[Extracted data entries]
______

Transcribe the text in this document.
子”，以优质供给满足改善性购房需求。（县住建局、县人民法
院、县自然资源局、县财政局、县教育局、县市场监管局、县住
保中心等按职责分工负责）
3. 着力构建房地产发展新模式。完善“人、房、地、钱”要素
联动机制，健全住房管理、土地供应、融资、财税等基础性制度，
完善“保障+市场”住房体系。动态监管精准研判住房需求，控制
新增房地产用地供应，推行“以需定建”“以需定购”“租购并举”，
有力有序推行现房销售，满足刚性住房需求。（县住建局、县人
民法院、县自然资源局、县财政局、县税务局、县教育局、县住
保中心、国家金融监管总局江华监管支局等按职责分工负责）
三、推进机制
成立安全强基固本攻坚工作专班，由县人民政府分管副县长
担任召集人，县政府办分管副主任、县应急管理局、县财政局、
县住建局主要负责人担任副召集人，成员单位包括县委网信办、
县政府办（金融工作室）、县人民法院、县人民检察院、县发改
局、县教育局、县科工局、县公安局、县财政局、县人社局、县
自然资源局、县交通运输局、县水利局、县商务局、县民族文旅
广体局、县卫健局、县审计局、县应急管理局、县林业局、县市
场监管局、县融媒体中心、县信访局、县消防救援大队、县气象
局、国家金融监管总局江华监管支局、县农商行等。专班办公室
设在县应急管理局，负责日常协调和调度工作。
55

______

◆ What you will do ◆
Output the lines above verbatim and in full.

◆ The response ◆
Transcribe the text in this document.
子”，以优质供给满足改善性购房需求。（县住建局、县人民法
院、县自然资源局、县财政局、县教育局、县市场监管局、县住
保中心等按职责分工负责）
3. 着力构建房地产发展新模式。完善“人、房、地、钱”要素
联动机制，健全住房管理、土地供应、融资、财税等基础性制度，
完善“保障+市场”住房体系。动态监管精准研判住房需求，控制
新增房地产用地供应，推行“以需定建”“以需定购”“租购并举”，
有力有序推行现房销售，满足刚性住房需求。（县住建局、县人
民法院、县自然资源局、县财政局、县税务局、县教育局、县住
保中心、国家金融监管总局江华监管支局等按职责分工负责）
三、推进机制
成立安全强基固本攻坚工作专班，由县人民政府分管副县长
担任召集人，县政府办分管副主任、县应急管理局、县财政局、
县住建局主要负责人担任副召集人，成员单位包括县委网信办、
县政府办（金融工作室）、县人民法院、县人民检察院、县发改
局、县教育局、县科工局、县公安局、县财政局、县人社局、县
自然资源局、县交通运输局、县水利局、县商务局、县民族文旅
广体局、县卫健局、县审计局、县应急管理局、县林业局、县市
场监管局、县融媒体中心、县信访局、县消防救援大队、县气象
局、国家金融监管总局江华监管支局、县农商行等。专班办公室
设在县应急管理局，负责日常协调和调度工作。
55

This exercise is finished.